**Stated exercise 1**
Reproduce the passage of the Douzinas interview between "Interview with the" and "for the Humanities.", inclusive.
**Stated exercise 2**
Answer these from the Douzinas interview:
(a) How is the EU presidency assigned among member countries?
(b) What level has youth unemployment in Greece reached?
(c) In which city was the conference of new or avant-garde left parties held?

**Text section**
------------------------
Interview with the leading Greek philosopher and author of extremely influential book Philosophy and Resistance in the Crisis Costas Douzinas, professor of Law at Birkbeck University of London and director of the Birkbeck Institute for the Humanities.
Greece will take the EU presidency on 1st January. It’s true that this is a rather symbolic function, but what does it mean for Europe as it is now: split, under terrible pressure, operating in different gears?
I am afraid it does not mean very much at all. The presidency of the EU rotates alphabetically and the luck of the draw gave Greece the presidency at the lowest point of its crisis. Such a coincidence would have a certain symbolic value if it meant that the problems facing Greece and the whole of the European periphery were put on the agenda and a debate about the future of Europe started. But this is unlikely to happen. The current Greek government is in total agreement with the policies of Mrs Angela Merkel and Mr. Barosso and acts as a collection agent for the lenders cutting salaries and pensions.
The austerity imposed by the European Union and administered by the Greek government has created conditions unprecedented anywhere in peacetime. The GDP bas shrank by around 27%, unemployment and underemployment has reached 34% and youth unemployment 60%. Greece is facing a humanitarian crisis which has fuelled support for the neo-Nazis of the Chrysi Avgi party-cum-gang. The government has no new vision for Greece or Europe. It is a rather sad case of the Munchausen syndrome, claiming that the catastrophe of Greece is a ‘success story’. The only positive they expect from the presidency is to postpone for six months the pending general election, which would see Syriza win. The government argues that according to an obscure convention the country of the Presidency should not have elections during the term. As I said, the presidency at this point is just a coincidence. Unfortunately, this stroke of good luck will not be used by the Greek government thus turning it into a hugely wasted opportunity and a waste of money.
Couple of weeks ago in Madrid, there was a conference of new or «avant-garde» left parties and movements from Europe: do you see a realistic chance that, to use Lapavitsas’s idea, «the European periphery will politically unite against the core Europe»? How is it possible – after all these years of inforced austerity – to fight against Brussels, Berlin and the international financial institutions?
------------------------
**Data supplied**

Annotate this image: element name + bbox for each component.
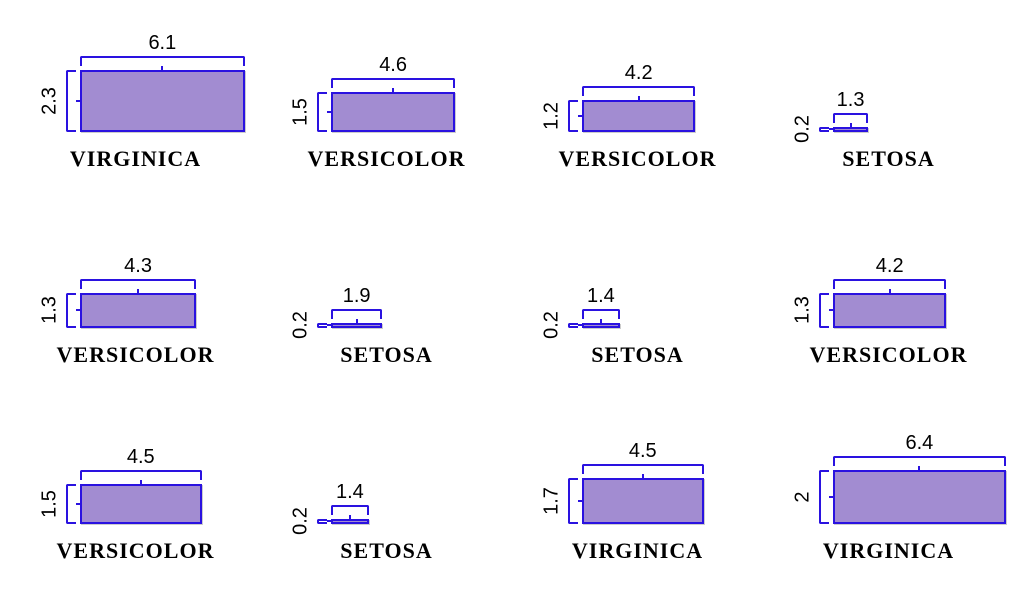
petal-area: 4.3 1.3 (20, 226, 251, 336)
width-value: 1.4 (587, 285, 615, 308)
width-value: 4.2 (876, 255, 904, 278)
petal-cell: 1.4 0.2 SETOSA (271, 422, 502, 588)
width-value: 4.2 (625, 62, 653, 85)
height-bracket (819, 293, 829, 328)
height-value: 1.7 (541, 487, 564, 515)
height-bracket (66, 484, 76, 525)
petal-cell: 4.3 1.3 VERSICOLOR (20, 226, 251, 392)
height-bracket (568, 323, 578, 328)
petal-area: 6.42 (773, 422, 1004, 532)
petal-area: 1.9 0.2 (271, 226, 502, 336)
width-value: 1.3 (837, 89, 865, 112)
species-label: VERSICOLOR (559, 146, 717, 172)
petal-rect (80, 293, 196, 328)
width-bracket (331, 505, 369, 515)
width-bracket (331, 78, 455, 88)
width-bracket (80, 56, 245, 66)
small-multiples-grid: 6.1 2.3 VIRGINICA 4.6 1.5 VERSICOLOR 4.2 1.2 VER… (0, 0, 1024, 608)
species-label: VIRGINICA (70, 146, 201, 172)
petal-area: 6.1 2.3 (20, 30, 251, 140)
width-value: 4.5 (629, 440, 657, 463)
petal-area: 1.4 0.2 (522, 226, 753, 336)
petal-cell: 6.42VIRGINICA (773, 422, 1004, 588)
species-label: SETOSA (591, 342, 683, 368)
height-bracket (819, 127, 829, 132)
height-bracket (317, 519, 327, 524)
height-bracket (317, 323, 327, 328)
height-bracket (66, 70, 76, 132)
species-label: VERSICOLOR (810, 342, 968, 368)
width-value: 4.3 (124, 255, 152, 278)
species-label: VERSICOLOR (57, 538, 215, 564)
height-value: 1.3 (792, 297, 815, 325)
width-bracket (80, 279, 196, 289)
width-value: 4.6 (379, 54, 407, 77)
petal-cell: 4.6 1.5 VERSICOLOR (271, 30, 502, 196)
species-label: SETOSA (340, 538, 432, 564)
height-value: 0.2 (290, 311, 313, 339)
width-value: 1.9 (343, 285, 371, 308)
species-label: VIRGINICA (823, 538, 954, 564)
height-value: 1.5 (39, 490, 62, 518)
height-value: 2 (792, 491, 815, 502)
petal-cell: 6.1 2.3 VIRGINICA (20, 30, 251, 196)
petal-cell: 1.9 0.2 SETOSA (271, 226, 502, 392)
petal-area: 4.5 1.5 (20, 422, 251, 532)
petal-area: 4.5 1.7 (522, 422, 753, 532)
petal-cell: 4.2 1.2 VERSICOLOR (522, 30, 753, 196)
height-bracket (568, 100, 578, 132)
petal-rect (80, 70, 245, 132)
petal-rect (582, 100, 695, 132)
width-bracket (582, 309, 620, 319)
petal-rect (582, 478, 704, 524)
petal-cell: 1.3 0.2 SETOSA (773, 30, 1004, 196)
width-bracket (833, 279, 946, 289)
width-bracket (833, 113, 868, 123)
height-value: 1.5 (290, 98, 313, 126)
species-label: SETOSA (842, 146, 934, 172)
species-label: SETOSA (340, 342, 432, 368)
species-label: VIRGINICA (572, 538, 703, 564)
width-bracket (80, 470, 202, 480)
petal-cell: 4.5 1.7 VIRGINICA (522, 422, 753, 588)
height-bracket (568, 478, 578, 524)
petal-area: 1.4 0.2 (271, 422, 502, 532)
height-value: 2.3 (39, 87, 62, 115)
height-value: 1.2 (541, 102, 564, 130)
petal-cell: 1.4 0.2 SETOSA (522, 226, 753, 392)
petal-cell: 4.2 1.3 VERSICOLOR (773, 226, 1004, 392)
width-value: 4.5 (127, 446, 155, 469)
petal-cell: 4.5 1.5 VERSICOLOR (20, 422, 251, 588)
height-bracket (66, 293, 76, 328)
width-value: 1.4 (336, 481, 364, 504)
height-bracket (819, 470, 829, 524)
height-bracket (317, 92, 327, 133)
petal-rect (80, 484, 202, 525)
height-value: 0.2 (541, 311, 564, 339)
petal-rect (833, 470, 1006, 524)
width-bracket (582, 464, 704, 474)
height-value: 0.2 (290, 507, 313, 535)
petal-area: 4.2 1.3 (773, 226, 1004, 336)
height-value: 1.3 (39, 297, 62, 325)
width-value: 6.4 (905, 432, 933, 455)
petal-area: 4.6 1.5 (271, 30, 502, 140)
height-value: 0.2 (792, 115, 815, 143)
width-bracket (582, 86, 695, 96)
petal-area: 4.2 1.2 (522, 30, 753, 140)
species-label: VERSICOLOR (57, 342, 215, 368)
width-value: 6.1 (148, 32, 176, 55)
petal-rect (331, 92, 455, 133)
petal-rect (833, 293, 946, 328)
species-label: VERSICOLOR (308, 146, 466, 172)
width-bracket (331, 309, 382, 319)
width-bracket (833, 456, 1006, 466)
petal-area: 1.3 0.2 (773, 30, 1004, 140)
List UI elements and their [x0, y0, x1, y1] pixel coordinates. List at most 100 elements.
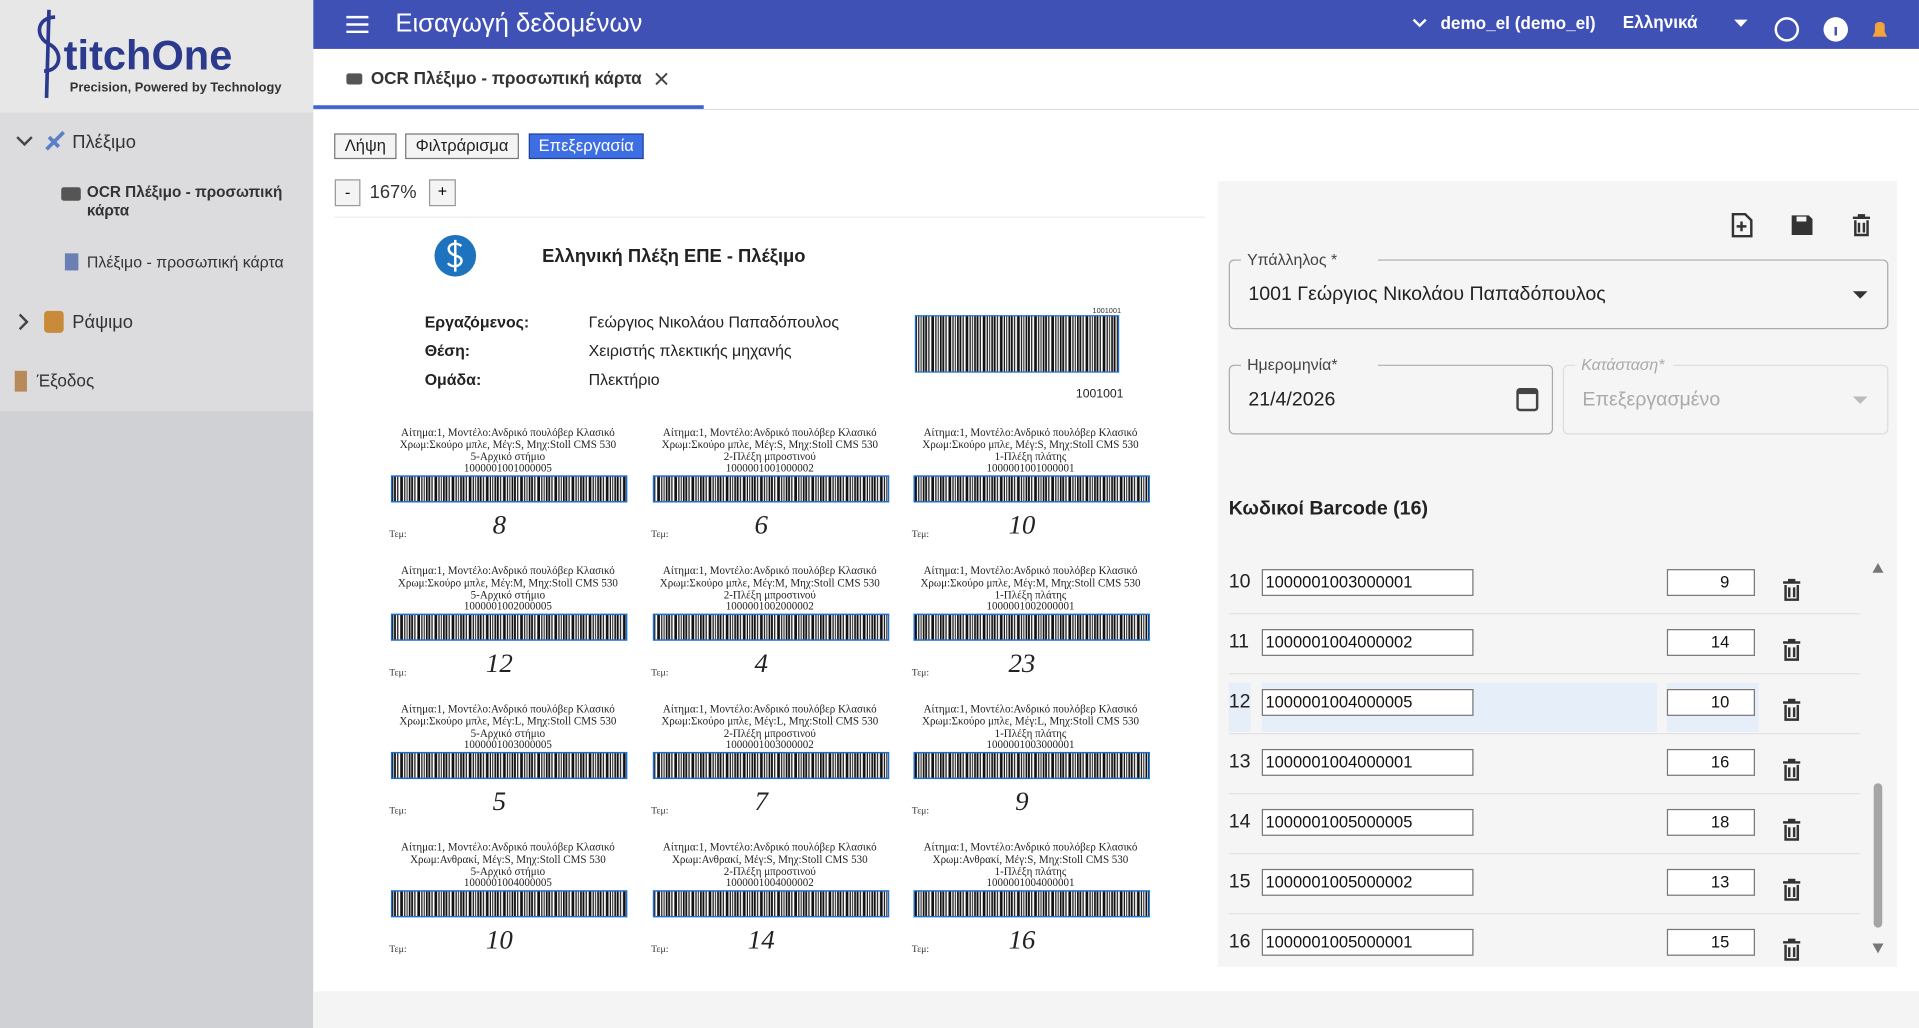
- delete-button[interactable]: [1783, 698, 1801, 721]
- mode-label[interactable]: Επεξεργασία: [539, 136, 635, 155]
- card-field-value: Πλεκτήριο: [589, 372, 660, 389]
- nav-item[interactable]: Ράψιμο: [72, 311, 133, 332]
- nav-item[interactable]: Έξοδος: [36, 370, 94, 390]
- qty-label: Τεμ:: [912, 944, 929, 955]
- language-select[interactable]: Ελληνικά: [1623, 12, 1698, 32]
- code-input[interactable]: [1261, 569, 1474, 596]
- mode-label[interactable]: Φιλτράρισμα: [416, 136, 509, 155]
- tab-label[interactable]: OCR Πλέξιμο - προσωπική κάρτα: [371, 68, 642, 88]
- user-chevron[interactable]: [1412, 18, 1427, 28]
- label-line: Χρωμ:Σκούρο μπλε, Μέγ:L, Μηχ:Stoll CMS 5…: [922, 716, 1139, 728]
- info-glyph: [1834, 26, 1837, 36]
- qty-input[interactable]: [1666, 689, 1755, 716]
- field-value: Επεξεργασμένο: [1582, 388, 1720, 410]
- code-input[interactable]: [1261, 629, 1474, 656]
- delete-button[interactable]: [1783, 578, 1801, 601]
- delete-button[interactable]: [1783, 878, 1801, 901]
- code-input[interactable]: [1261, 868, 1474, 896]
- help-icon[interactable]: [1774, 17, 1800, 42]
- field-label: Κατάσταση*: [1581, 357, 1665, 374]
- code-input[interactable]: [1261, 808, 1474, 836]
- label-line: Χρωμ:Σκούρο μπλε, Μέγ:M, Μηχ:Stoll CMS 5…: [398, 577, 619, 589]
- nav-item[interactable]: Πλέξιμο: [72, 131, 136, 152]
- bell-icon[interactable]: [1872, 22, 1888, 37]
- code-input[interactable]: [1261, 689, 1474, 716]
- scroll-thumb[interactable]: [1873, 783, 1883, 928]
- new-button[interactable]: [1731, 212, 1753, 238]
- label-barcode: [652, 890, 890, 918]
- qty-input[interactable]: [1666, 569, 1755, 596]
- qty-input[interactable]: [1666, 808, 1755, 836]
- code-value[interactable]: 1000001004000002: [1265, 632, 1412, 651]
- zoom-out-button[interactable]: [334, 179, 361, 207]
- code-value[interactable]: 1000001005000002: [1265, 872, 1412, 891]
- user-menu[interactable]: demo_el (demo_el): [1440, 13, 1595, 33]
- qty-value[interactable]: 15: [1711, 932, 1729, 951]
- qty-input[interactable]: [1666, 868, 1755, 896]
- scroll-up[interactable]: [1872, 562, 1884, 573]
- label-line: Αίτημα:1, Μοντέλο:Ανδρικό πουλόβερ Κλασι…: [401, 427, 615, 439]
- label-line: Χρωμ:Σκούρο μπλε, Μέγ:M, Μηχ:Stoll CMS 5…: [660, 577, 881, 589]
- menu-button[interactable]: [346, 15, 369, 34]
- mode-label[interactable]: Λήψη: [345, 136, 386, 155]
- sew-icon: [44, 310, 64, 333]
- qty-value[interactable]: 18: [1711, 812, 1729, 831]
- handwritten-qty: 10: [486, 925, 513, 955]
- mode-button[interactable]: [528, 133, 644, 160]
- expand-icon[interactable]: [16, 136, 33, 147]
- code-input[interactable]: [1261, 748, 1474, 776]
- qty-value[interactable]: 10: [1711, 692, 1729, 711]
- mode-button[interactable]: [334, 133, 397, 160]
- tab-close[interactable]: [655, 72, 668, 86]
- employee-field[interactable]: [1228, 259, 1889, 330]
- code-input[interactable]: [1261, 928, 1474, 956]
- field-label: Ημερομηνία*: [1247, 357, 1337, 374]
- handwritten-qty: 23: [1008, 648, 1035, 678]
- code-value[interactable]: 1000001005000005: [1265, 812, 1412, 831]
- qty-input[interactable]: [1666, 928, 1755, 956]
- scroll-down[interactable]: [1872, 943, 1884, 954]
- collapse-icon[interactable]: [18, 313, 29, 331]
- qty-label: Τεμ:: [389, 667, 406, 678]
- field-value[interactable]: 1001 Γεώργιος Νικολάου Παπαδόπουλος: [1248, 283, 1605, 305]
- label-gap: [1240, 357, 1379, 373]
- delete-button[interactable]: [1783, 938, 1801, 961]
- qty-value[interactable]: 9: [1720, 573, 1729, 592]
- label-gap: [1575, 357, 1673, 373]
- code-value[interactable]: 1000001005000001: [1265, 932, 1412, 951]
- code-value[interactable]: 1000001004000001: [1265, 752, 1412, 771]
- handwritten-qty: 4: [755, 648, 768, 678]
- code-value[interactable]: 1000001003000001: [1265, 573, 1412, 592]
- piece-label: Αίτημα:1, Μοντέλο:Ανδρικό πουλόβερ Κλασι…: [651, 703, 890, 817]
- qty-value[interactable]: 14: [1711, 632, 1729, 651]
- qty-value[interactable]: 16: [1711, 752, 1729, 771]
- qty-input[interactable]: [1666, 748, 1755, 776]
- delete-button[interactable]: [1783, 638, 1801, 661]
- row-index: 12: [1229, 691, 1251, 713]
- label-barcode: [913, 475, 1150, 503]
- language-arrow[interactable]: [1734, 19, 1748, 27]
- qty-input[interactable]: [1666, 629, 1755, 656]
- qty-value[interactable]: 13: [1711, 872, 1729, 891]
- row-index: 14: [1229, 811, 1251, 833]
- code-value[interactable]: 1000001004000005: [1265, 692, 1412, 711]
- label-code: 1000001004000002: [726, 877, 814, 889]
- delete-button[interactable]: [1783, 758, 1801, 781]
- nav-item[interactable]: OCR Πλέξιμο - προσωπική κάρτα: [86, 183, 283, 220]
- label-code: 1000001004000005: [464, 877, 553, 889]
- zoom-in[interactable]: +: [438, 183, 447, 200]
- zoom-in-button[interactable]: [428, 179, 456, 207]
- barcodes-title: Κωδικοί Barcode (16): [1229, 497, 1428, 519]
- mode-button[interactable]: [405, 133, 519, 160]
- date-field[interactable]: [1228, 364, 1554, 435]
- nav-item[interactable]: Πλέξιμο - προσωπική κάρτα: [87, 254, 284, 271]
- delete-button[interactable]: [1783, 818, 1801, 841]
- zoom-out[interactable]: -: [345, 185, 350, 202]
- dropdown-arrow[interactable]: [1852, 291, 1868, 299]
- row-highlight: [1228, 682, 1251, 732]
- piece-label: Αίτημα:1, Μοντέλο:Ανδρικό πουλόβερ Κλασι…: [389, 565, 628, 678]
- field-value[interactable]: 21/4/2026: [1248, 388, 1335, 410]
- label-barcode: [652, 475, 890, 503]
- delete-button[interactable]: [1852, 214, 1871, 237]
------------------------
**Full answer 1**
Interview with the leading Greek philosopher and author of extremely influential book Philosophy and Resistance in the Crisis Costas Douzinas, professor of Law at Birkbeck University of London and director of the Birkbeck Institute for the Humanities.

**Full answer 2**
(a) It rotates alphabetically.
(b) 60%.
(c) Madrid.